Advisors: Smart ways to manage your brand online

Brand reputation is another way to protect a financial advisor’s practice and ultimately ensure that client relationships aren’t jeopardized.

And in today’s digital world, a positive online presence is crucial to the success of an advisor’s brand and reputation.

Much of the negative or wrong online information can be laid at the feet of advisors themselves as many of them don’t devote the necessary time to develop corrective measures, brand experts say.

‘HARD TO BUILD BACK UP’

“Looking after your online reputation is a lot like looking at your credit score,” says Brad Johnson, vice president of marketing at Topeka, Kan.-based Advisors Excel, a consulting firm that helps advisors brand themselves.

“It’s easy to knock down, yet hard to build back up,” he says. “It’s better to build your own reputation; therefore you can be in control of the content.”

Johnson suggests that advisors Google themselves or the names of their firms.

“What you see is what your prospects are seeing when they consider doing business with you,” he says.

Advisors who aren’t happy with the image on display should try to obtain positive press, use social media proactively and in extreme cases, hire “someone to go in and clean out the debris that does not fit the perception you are trying to create,” Johnson says.

CLIENT ENGAGEMENT

Jerry Murphey, co-founder, president and chief executive of FolioMetrix, a tactical asset manager based in Portland, Ore., faults advisors for not giving their brands and reputations more than minimal attention.

“Advisors are out there winging it most of the time,’’ he says.

Murphey thinks that there is more to building a brand than just creating a website.
He has developed a method of connecting with clients he calls the four levels of client engagement, which are as follows:

1. Introduce yourself to clients and go through a process of discovery and presenting solutions.

■ RECORDS ■

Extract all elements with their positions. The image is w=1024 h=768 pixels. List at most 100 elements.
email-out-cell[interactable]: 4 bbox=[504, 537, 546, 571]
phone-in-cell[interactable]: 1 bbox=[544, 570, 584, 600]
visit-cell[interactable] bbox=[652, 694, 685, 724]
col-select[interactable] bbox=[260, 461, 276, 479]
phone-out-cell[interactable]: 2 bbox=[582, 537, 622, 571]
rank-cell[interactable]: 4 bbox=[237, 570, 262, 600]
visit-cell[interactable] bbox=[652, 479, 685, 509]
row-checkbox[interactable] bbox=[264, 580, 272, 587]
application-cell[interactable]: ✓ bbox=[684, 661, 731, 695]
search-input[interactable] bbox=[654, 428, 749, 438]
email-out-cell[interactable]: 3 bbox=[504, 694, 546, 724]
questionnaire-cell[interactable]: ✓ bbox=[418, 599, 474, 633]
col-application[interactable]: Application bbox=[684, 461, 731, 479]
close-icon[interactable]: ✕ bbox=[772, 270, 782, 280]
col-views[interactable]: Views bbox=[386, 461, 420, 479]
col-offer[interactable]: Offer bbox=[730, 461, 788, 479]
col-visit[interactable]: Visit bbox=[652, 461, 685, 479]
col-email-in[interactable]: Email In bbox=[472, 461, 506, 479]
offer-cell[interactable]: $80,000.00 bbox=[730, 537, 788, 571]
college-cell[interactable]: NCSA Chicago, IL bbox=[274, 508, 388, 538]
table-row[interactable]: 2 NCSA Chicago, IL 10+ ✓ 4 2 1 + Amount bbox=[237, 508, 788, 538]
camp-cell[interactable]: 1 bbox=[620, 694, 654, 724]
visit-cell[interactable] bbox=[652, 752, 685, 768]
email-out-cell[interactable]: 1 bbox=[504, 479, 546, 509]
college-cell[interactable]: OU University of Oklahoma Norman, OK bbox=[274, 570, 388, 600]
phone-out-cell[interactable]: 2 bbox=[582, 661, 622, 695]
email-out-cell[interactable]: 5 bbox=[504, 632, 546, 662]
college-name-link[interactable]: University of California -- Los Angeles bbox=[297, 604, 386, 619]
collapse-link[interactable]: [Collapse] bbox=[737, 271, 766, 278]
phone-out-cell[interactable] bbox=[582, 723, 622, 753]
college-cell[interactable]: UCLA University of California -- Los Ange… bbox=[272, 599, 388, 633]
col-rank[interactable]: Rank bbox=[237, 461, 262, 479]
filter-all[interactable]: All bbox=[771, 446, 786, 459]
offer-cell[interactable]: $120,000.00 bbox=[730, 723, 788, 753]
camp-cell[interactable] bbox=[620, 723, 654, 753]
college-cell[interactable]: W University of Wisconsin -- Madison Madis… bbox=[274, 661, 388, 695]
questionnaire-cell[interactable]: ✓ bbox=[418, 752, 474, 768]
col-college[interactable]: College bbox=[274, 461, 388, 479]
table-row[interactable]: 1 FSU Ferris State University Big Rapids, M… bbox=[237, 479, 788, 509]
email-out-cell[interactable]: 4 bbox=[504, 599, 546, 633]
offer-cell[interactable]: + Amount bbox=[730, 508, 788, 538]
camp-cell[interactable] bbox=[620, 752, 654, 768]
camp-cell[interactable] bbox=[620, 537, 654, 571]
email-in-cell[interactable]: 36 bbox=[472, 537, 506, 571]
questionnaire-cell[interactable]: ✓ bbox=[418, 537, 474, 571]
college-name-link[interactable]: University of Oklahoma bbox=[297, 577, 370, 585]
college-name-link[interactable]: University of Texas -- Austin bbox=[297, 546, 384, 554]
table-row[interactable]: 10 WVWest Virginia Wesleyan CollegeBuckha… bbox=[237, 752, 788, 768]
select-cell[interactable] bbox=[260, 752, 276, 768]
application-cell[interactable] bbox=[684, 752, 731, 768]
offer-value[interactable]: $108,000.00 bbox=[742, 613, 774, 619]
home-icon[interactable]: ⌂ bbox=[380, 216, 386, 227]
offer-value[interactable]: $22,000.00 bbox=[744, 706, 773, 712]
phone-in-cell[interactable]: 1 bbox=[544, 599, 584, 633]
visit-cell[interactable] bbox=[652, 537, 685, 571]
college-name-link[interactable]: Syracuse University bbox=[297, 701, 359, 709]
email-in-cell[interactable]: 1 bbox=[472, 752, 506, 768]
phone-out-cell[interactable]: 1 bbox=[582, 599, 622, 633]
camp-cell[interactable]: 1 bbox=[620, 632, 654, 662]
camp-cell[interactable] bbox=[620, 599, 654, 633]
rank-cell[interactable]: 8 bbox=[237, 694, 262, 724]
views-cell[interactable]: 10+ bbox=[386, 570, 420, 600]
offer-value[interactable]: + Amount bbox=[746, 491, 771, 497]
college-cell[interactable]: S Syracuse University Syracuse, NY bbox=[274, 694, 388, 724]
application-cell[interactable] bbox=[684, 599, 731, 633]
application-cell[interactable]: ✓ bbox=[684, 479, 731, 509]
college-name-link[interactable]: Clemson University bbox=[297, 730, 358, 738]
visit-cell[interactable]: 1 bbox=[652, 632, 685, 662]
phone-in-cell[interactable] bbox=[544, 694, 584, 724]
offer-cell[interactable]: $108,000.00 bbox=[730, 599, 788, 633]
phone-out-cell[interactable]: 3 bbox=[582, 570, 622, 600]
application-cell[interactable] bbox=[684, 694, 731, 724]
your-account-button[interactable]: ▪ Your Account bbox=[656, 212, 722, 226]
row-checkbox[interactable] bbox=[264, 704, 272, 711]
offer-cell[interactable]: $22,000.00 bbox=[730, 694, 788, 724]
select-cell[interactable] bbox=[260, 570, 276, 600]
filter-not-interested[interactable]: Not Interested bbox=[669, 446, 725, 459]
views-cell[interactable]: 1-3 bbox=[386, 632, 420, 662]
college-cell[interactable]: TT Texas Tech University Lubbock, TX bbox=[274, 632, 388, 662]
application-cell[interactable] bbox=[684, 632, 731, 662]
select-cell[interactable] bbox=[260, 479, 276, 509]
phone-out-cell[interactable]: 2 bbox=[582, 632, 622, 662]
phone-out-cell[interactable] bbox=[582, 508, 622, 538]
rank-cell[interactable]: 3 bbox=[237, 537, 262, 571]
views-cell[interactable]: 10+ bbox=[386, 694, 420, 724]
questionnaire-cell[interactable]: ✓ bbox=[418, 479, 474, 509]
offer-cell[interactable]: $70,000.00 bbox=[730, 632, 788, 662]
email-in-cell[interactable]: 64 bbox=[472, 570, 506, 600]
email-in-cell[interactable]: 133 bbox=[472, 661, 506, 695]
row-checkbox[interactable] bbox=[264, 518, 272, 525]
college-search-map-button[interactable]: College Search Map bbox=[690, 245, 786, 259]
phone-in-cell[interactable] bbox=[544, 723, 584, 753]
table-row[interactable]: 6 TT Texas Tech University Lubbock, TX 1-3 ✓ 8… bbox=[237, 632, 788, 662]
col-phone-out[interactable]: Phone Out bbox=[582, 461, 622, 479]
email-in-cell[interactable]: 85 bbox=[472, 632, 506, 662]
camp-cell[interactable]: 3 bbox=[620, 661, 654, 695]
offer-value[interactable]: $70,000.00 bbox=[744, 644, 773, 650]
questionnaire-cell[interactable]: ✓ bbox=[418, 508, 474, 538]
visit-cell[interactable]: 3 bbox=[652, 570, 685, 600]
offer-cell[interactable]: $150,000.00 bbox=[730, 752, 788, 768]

■ TASK REQUIREMENTS ■
A. Decide whether each statement agrees with the article on advisors' online branding. Answer yes or no, and quote the words of the article that settle it.
(i) Brad Johnson is vice president of marketing at Advisors Excel.
(ii) FolioMetrix is based in Topeka.
(iii) Johnson recommends that advisors search Google for themselves or for their firms' names.
B. Reproduce word for word the stretch of the article on advisors' online branding from "Brand reputation is" through "brand experts say.".
C. Take the article on advisors' online branding further, picking up right after its last sentence.
The records above are separate material with no connection to the article on advisors' online branding.

■ ANSWERS FOR THIS EXERCISE ■
A.
(i) Yes: "Brad Johnson, vice president of marketing at Topeka, Kan.-based Advisors Excel"
(ii) No: "a tactical asset manager based in Portland, Ore."
(iii) Yes: "Johnson suggests that advisors Google themselves or the names of their firms."

B.
Brand reputation is another way to protect a financial advisor’s practice and ultimately ensure that client relationships aren’t jeopardized.

And in today’s digital world, a positive online presence is crucial to the success of an advisor’s brand and reputation.

Much of the negative or wrong online information can be laid at the feet of advisors themselves as many of them don’t devote the necessary time to develop corrective measures, brand experts say.

C.
2. Construct portfolios that do away with fallacies existing in asset allocation, that, for example, say you must use a style box approach (made famous by Chicago-based research firm Morningstar), and come up with better methodologies to diversify portfolios that address both up and down markets.

3. Review portfolio performance that adopts current investment objectives and loss thresholds.

4. Include an independent feedback session that deals with how the firm is doing as a whole to satisfy clients’ needs.

‘CREDIBILITY MARKETING’

Still another way that advisors can build their brands and reputations is to embark on a public relations program, which can sometimes mean hiring a professional.

PR can be described most simply as “credibility marketing,” says Jason Lahita, founding partner of communications firm FiComm Partners, which has offices in Los Angeles and New York.

Matt Matrisian, senior vice president of practice management and strategic initiatives at independent consulting firm AssetMark in Concord, Calif., which serves the advisory community, sums it up by saying, “Reputations can take years to build, but without proper nourishing, just nanoseconds to destroy.”